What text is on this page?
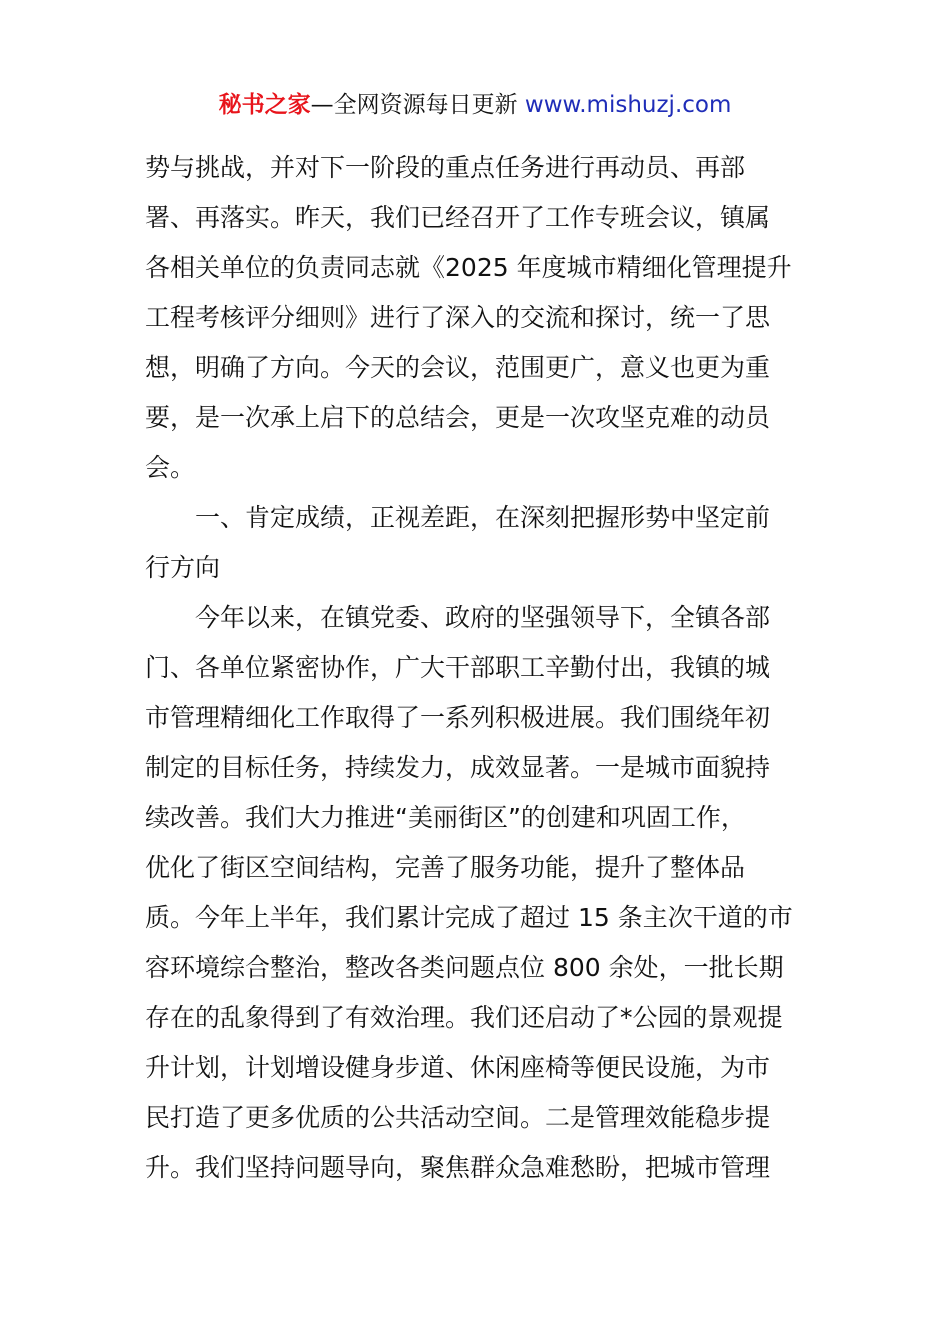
秘书之家—全网资源每日更新 www.mishuzj.com

势与挑战，并对下一阶段的重点任务进行再动员、再部
署、再落实。昨天，我们已经召开了工作专班会议，镇属
各相关单位的负责同志就《2025 年度城市精细化管理提升
工程考核评分细则》进行了深入的交流和探讨，统一了思
想，明确了方向。今天的会议，范围更广，意义也更为重
要，是一次承上启下的总结会，更是一次攻坚克难的动员
会。

一、肯定成绩，正视差距，在深刻把握形势中坚定前
行方向

今年以来，在镇党委、政府的坚强领导下，全镇各部
门、各单位紧密协作，广大干部职工辛勤付出，我镇的城
市管理精细化工作取得了一系列积极进展。我们围绕年初
制定的目标任务，持续发力，成效显著。一是城市面貌持
续改善。我们大力推进“美丽街区”的创建和巩固工作，
优化了街区空间结构，完善了服务功能，提升了整体品
质。今年上半年，我们累计完成了超过 15 条主次干道的市
容环境综合整治，整改各类问题点位 800 余处，一批长期
存在的乱象得到了有效治理。我们还启动了*公园的景观提
升计划，计划增设健身步道、休闲座椅等便民设施，为市
民打造了更多优质的公共活动空间。二是管理效能稳步提
升。我们坚持问题导向，聚焦群众急难愁盼，把城市管理
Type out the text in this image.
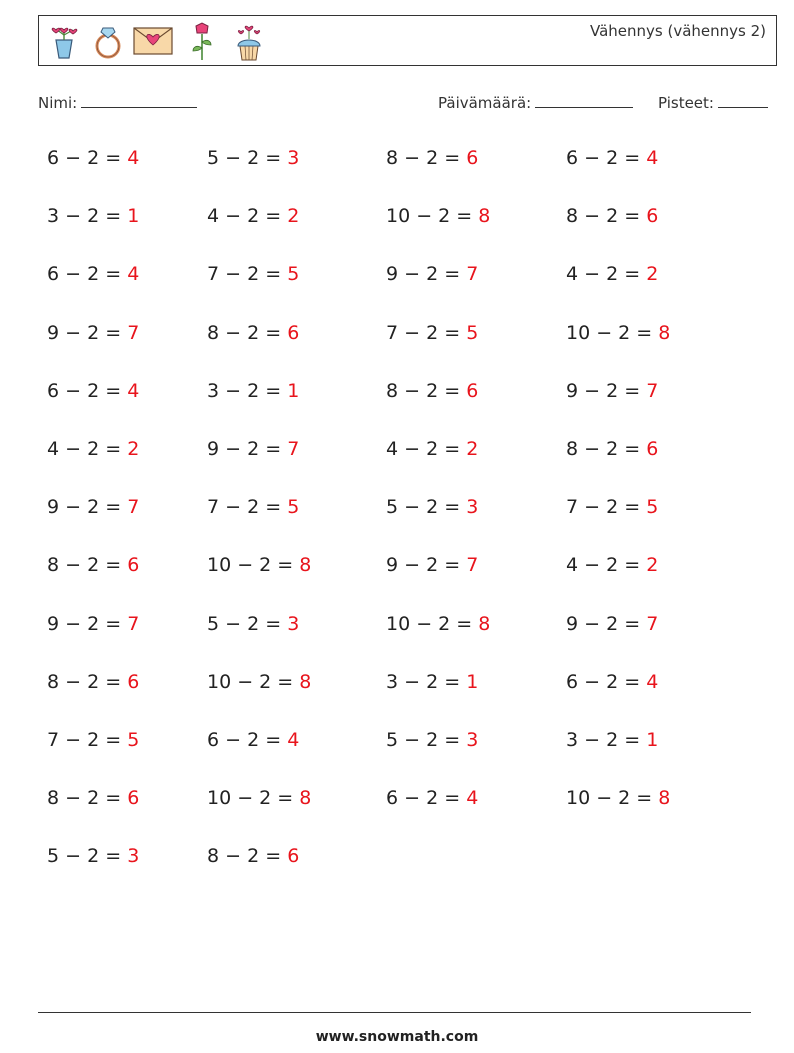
Vähennys (vähennys 2)
Nimi:	Päivämäärä:	Pisteet:
6 − 2 = 4	5 − 2 = 3	8 − 2 = 6	6 − 2 = 4
3 − 2 = 1	4 − 2 = 2	10 − 2 = 8	8 − 2 = 6
6 − 2 = 4	7 − 2 = 5	9 − 2 = 7	4 − 2 = 2
9 − 2 = 7	8 − 2 = 6	7 − 2 = 5	10 − 2 = 8
6 − 2 = 4	3 − 2 = 1	8 − 2 = 6	9 − 2 = 7
4 − 2 = 2	9 − 2 = 7	4 − 2 = 2	8 − 2 = 6
9 − 2 = 7	7 − 2 = 5	5 − 2 = 3	7 − 2 = 5
8 − 2 = 6	10 − 2 = 8	9 − 2 = 7	4 − 2 = 2
9 − 2 = 7	5 − 2 = 3	10 − 2 = 8	9 − 2 = 7
8 − 2 = 6	10 − 2 = 8	3 − 2 = 1	6 − 2 = 4
7 − 2 = 5	6 − 2 = 4	5 − 2 = 3	3 − 2 = 1
8 − 2 = 6	10 − 2 = 8	6 − 2 = 4	10 − 2 = 8
5 − 2 = 3	8 − 2 = 6
www.snowmath.com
^^^^^^^^^^^^^^^^
**STATED EXERCISE**
Of the lines in the material, how many contain the word "text"? Reply with the number and nothing else.

**TASK ANSWER**
2